::: Supplied records :::

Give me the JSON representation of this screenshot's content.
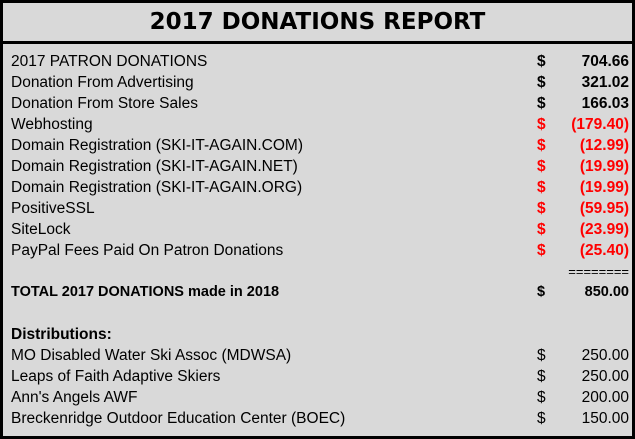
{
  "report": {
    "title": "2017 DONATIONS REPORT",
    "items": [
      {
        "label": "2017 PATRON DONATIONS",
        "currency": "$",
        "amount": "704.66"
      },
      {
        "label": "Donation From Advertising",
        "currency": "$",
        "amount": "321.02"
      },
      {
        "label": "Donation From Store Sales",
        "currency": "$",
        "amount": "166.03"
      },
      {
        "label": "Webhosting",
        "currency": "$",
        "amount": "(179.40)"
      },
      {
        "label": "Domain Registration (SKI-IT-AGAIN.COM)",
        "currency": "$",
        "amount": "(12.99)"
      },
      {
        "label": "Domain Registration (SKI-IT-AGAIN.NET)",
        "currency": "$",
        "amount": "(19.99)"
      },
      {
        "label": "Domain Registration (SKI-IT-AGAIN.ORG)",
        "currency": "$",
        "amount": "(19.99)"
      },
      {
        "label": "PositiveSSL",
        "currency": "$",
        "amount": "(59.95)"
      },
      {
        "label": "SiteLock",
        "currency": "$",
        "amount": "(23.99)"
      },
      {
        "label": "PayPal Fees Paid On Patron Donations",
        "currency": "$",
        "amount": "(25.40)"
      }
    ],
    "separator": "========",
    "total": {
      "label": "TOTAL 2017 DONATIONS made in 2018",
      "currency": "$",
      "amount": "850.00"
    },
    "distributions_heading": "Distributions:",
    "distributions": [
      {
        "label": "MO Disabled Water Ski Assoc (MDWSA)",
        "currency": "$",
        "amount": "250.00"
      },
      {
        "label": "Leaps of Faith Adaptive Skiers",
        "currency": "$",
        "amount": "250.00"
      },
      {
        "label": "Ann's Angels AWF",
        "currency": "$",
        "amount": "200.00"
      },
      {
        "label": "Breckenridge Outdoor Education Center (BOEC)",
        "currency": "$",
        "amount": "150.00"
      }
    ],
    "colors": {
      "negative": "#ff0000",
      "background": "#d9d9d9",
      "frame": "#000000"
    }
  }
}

:::
::: Supplied records :::

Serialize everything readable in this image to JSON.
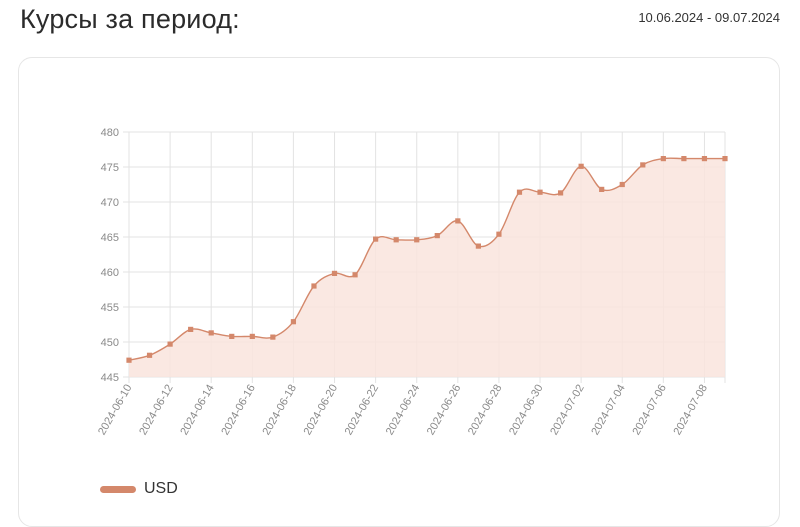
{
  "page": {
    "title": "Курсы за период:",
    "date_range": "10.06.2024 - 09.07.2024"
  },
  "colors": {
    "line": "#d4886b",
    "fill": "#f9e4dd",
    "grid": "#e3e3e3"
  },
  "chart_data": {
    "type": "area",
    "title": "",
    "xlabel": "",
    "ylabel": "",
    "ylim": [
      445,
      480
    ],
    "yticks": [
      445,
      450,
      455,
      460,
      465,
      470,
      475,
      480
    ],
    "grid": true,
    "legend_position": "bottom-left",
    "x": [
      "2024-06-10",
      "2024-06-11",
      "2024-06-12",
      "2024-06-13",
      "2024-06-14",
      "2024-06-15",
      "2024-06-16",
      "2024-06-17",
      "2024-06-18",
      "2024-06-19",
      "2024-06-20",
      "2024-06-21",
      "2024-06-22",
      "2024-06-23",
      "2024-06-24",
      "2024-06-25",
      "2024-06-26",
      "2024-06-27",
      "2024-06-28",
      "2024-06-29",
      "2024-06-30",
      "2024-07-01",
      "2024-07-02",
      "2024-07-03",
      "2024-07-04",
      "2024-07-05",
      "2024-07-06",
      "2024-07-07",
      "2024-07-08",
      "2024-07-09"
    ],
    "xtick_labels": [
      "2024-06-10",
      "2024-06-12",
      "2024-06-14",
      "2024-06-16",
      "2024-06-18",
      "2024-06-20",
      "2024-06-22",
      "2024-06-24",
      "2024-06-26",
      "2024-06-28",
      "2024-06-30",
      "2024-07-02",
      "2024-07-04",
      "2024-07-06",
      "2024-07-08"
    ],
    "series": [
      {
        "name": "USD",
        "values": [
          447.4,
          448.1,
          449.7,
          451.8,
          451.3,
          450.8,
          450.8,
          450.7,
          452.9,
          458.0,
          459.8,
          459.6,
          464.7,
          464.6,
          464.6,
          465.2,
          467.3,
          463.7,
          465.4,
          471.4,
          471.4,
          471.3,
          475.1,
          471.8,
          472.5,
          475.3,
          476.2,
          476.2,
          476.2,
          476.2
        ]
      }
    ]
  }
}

:::
::: Supplied records :::

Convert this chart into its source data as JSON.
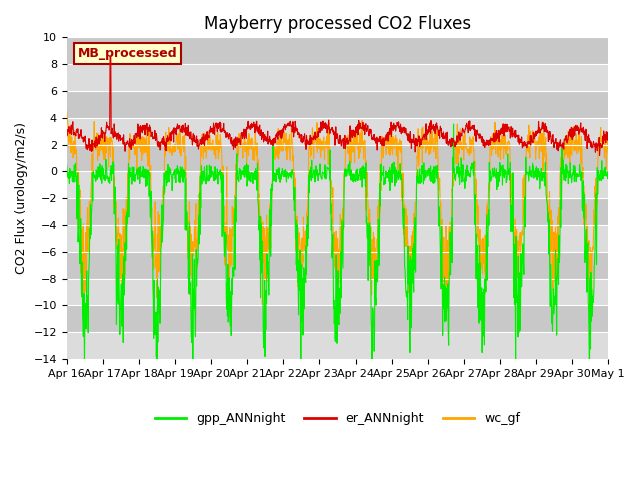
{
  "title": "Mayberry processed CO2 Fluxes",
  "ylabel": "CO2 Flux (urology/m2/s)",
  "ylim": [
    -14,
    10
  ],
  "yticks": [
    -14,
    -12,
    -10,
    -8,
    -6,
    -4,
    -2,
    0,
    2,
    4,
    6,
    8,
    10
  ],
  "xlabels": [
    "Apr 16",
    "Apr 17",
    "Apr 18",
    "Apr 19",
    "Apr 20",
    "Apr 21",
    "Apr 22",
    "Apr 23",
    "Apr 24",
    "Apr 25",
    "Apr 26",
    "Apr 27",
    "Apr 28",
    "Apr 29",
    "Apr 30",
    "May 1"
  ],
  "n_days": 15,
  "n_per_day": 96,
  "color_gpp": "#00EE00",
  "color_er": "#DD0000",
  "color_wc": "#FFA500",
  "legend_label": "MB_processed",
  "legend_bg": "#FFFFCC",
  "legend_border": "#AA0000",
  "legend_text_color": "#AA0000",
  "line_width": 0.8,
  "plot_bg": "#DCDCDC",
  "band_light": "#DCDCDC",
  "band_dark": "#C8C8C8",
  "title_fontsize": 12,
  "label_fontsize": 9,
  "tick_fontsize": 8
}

:::

• What you will do: Gather and copy every line of the data in which the string "Domain" is found.

• Answer below:
        "label": "Domain Registration (SKI-IT-AGAIN.COM)",
        "label": "Domain Registration (SKI-IT-AGAIN.NET)",
        "label": "Domain Registration (SKI-IT-AGAIN.ORG)",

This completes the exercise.